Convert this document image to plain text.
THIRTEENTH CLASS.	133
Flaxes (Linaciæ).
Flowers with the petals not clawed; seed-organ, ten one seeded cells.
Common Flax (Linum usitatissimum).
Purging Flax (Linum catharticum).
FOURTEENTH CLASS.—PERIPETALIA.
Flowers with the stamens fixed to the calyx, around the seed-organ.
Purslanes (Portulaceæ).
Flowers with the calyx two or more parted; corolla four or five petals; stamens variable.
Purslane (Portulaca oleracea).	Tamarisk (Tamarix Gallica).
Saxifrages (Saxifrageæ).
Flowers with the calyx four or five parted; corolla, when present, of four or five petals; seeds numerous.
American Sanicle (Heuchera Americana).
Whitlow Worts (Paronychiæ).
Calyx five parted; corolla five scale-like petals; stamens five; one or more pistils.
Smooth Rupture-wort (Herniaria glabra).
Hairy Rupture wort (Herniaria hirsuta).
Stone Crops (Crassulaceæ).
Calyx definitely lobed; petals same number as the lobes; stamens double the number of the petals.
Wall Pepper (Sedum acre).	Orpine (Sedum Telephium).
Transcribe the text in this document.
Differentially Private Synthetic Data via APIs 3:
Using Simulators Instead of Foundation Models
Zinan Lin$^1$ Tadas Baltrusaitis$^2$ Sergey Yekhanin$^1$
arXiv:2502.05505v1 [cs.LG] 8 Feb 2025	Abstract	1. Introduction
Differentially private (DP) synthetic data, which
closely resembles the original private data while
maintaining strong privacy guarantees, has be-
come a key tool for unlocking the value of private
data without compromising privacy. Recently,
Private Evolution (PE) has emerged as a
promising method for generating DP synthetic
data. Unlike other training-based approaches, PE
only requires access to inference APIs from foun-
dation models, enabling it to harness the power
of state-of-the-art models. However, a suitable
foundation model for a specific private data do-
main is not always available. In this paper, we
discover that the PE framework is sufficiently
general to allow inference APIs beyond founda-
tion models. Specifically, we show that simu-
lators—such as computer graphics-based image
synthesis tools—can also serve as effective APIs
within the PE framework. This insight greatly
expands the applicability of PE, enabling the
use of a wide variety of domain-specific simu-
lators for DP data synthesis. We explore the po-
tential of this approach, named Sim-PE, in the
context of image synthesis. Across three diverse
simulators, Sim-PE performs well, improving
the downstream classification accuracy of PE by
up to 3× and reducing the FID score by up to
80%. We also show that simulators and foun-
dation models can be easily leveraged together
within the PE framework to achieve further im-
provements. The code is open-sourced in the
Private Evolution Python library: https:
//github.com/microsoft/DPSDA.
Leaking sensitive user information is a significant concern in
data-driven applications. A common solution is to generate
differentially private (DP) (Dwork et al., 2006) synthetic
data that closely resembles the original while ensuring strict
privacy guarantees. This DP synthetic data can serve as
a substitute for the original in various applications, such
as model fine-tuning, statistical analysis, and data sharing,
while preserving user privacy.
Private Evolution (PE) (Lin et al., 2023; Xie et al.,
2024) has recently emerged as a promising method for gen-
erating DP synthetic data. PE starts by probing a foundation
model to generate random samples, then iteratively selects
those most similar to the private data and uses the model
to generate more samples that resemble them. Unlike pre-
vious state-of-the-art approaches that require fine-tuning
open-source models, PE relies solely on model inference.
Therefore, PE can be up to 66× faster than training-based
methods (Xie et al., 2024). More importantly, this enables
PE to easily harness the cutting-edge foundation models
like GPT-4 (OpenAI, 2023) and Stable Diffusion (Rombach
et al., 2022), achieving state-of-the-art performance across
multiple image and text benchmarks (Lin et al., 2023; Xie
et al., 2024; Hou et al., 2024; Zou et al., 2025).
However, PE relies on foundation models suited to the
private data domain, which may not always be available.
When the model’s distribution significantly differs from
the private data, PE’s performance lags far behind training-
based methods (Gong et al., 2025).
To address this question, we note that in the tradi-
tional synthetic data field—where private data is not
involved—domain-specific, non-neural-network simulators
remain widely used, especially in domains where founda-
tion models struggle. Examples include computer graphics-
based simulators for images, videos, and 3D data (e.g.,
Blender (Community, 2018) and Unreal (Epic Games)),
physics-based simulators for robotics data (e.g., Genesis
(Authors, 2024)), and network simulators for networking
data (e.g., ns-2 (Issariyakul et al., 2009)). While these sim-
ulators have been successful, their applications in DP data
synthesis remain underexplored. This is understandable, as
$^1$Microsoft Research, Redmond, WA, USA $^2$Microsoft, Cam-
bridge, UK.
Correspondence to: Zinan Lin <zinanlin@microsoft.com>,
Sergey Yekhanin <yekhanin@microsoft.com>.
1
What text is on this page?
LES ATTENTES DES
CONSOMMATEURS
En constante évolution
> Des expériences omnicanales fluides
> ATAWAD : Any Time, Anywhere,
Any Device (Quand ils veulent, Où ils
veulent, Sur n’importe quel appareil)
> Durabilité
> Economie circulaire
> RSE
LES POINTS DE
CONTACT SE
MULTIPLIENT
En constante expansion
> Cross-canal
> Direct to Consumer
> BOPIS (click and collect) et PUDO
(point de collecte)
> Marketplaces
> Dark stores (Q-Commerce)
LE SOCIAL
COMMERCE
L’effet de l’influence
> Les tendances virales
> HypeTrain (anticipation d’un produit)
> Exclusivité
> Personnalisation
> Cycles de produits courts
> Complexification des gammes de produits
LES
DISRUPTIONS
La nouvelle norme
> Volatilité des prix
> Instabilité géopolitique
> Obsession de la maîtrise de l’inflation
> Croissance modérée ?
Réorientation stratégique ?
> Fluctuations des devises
----------------
_Your assignment_: Pull every line with the string "performance" from the data above.

_Exercise response_:
et al., 2022), achieving state-of-the-art performance across
the private data, PE’s performance lags far behind training-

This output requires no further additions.